### Goal
Give the number of lines that include the word "validate", nothing more.

— Start of Dataset records —

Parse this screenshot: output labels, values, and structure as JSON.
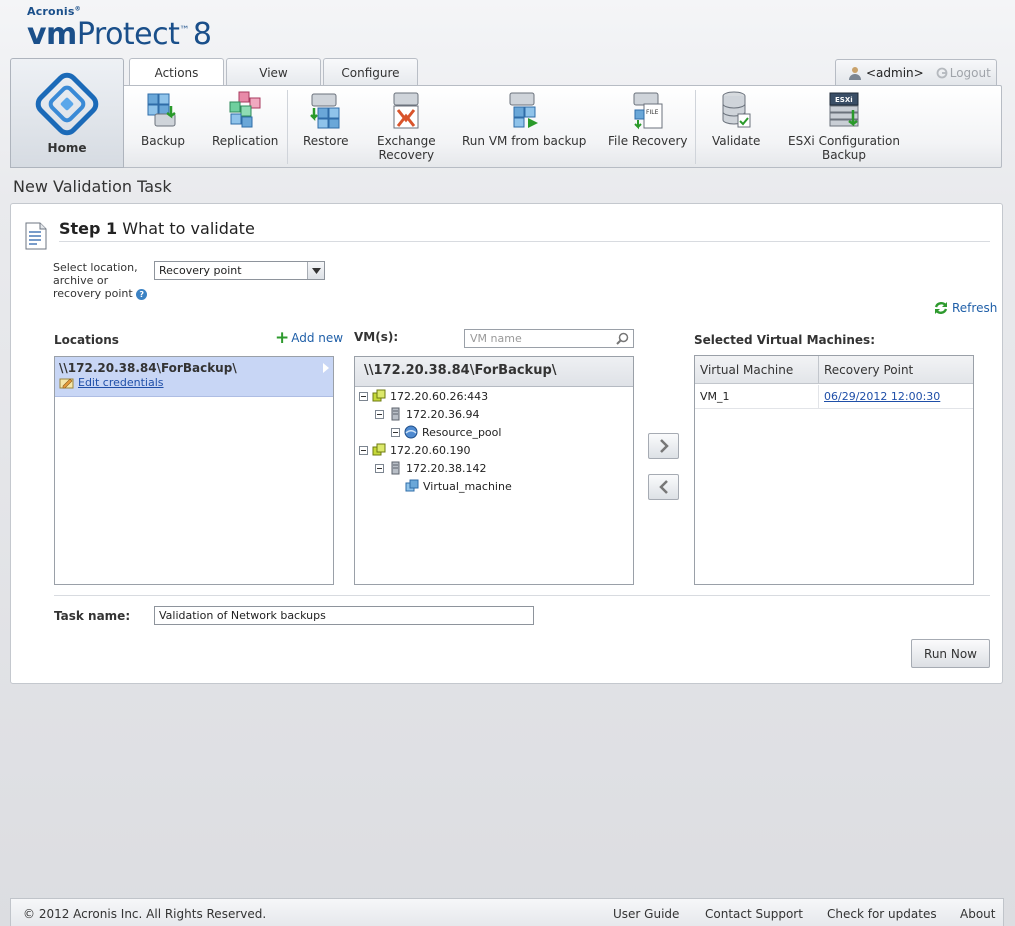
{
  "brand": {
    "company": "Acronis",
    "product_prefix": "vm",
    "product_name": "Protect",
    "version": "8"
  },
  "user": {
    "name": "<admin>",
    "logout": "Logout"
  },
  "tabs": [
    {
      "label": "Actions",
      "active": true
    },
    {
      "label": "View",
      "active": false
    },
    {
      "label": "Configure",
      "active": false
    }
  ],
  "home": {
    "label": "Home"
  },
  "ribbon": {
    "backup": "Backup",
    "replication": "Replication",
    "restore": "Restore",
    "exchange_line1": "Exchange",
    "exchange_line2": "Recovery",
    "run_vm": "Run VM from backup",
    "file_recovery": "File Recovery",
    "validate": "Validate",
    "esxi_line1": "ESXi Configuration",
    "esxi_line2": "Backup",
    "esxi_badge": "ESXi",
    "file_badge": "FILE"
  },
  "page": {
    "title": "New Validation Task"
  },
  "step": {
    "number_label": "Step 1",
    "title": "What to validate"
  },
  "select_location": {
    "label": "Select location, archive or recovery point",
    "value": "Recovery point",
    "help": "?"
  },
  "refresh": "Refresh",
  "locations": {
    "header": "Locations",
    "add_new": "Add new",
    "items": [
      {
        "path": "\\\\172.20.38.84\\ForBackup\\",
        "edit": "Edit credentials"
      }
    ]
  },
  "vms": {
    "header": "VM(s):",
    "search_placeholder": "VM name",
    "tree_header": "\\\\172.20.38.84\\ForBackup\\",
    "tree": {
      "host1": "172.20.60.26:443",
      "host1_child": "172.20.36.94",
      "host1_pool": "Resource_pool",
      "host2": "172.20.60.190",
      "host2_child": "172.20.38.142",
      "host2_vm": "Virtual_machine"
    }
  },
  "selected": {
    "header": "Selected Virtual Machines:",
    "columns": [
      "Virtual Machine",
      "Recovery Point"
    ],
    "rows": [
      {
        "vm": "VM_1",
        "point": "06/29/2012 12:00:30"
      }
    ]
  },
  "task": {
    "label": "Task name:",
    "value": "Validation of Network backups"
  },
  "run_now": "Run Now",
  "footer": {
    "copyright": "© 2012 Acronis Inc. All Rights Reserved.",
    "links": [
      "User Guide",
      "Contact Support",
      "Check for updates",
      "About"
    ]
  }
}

— End of Dataset records —
— Start of Dataset records —

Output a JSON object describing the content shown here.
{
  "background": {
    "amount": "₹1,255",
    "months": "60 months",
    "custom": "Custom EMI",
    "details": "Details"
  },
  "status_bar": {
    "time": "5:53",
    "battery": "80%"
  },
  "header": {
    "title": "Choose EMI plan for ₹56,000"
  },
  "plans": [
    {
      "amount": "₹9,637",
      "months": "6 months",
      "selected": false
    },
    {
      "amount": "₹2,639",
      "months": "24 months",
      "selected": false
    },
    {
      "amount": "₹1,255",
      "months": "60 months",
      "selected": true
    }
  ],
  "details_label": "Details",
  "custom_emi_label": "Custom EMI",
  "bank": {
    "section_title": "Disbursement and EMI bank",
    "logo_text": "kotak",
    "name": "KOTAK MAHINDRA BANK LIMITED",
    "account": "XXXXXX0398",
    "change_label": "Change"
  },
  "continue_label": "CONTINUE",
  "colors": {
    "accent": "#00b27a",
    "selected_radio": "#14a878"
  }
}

— End of Dataset records —

### Answer for the task
2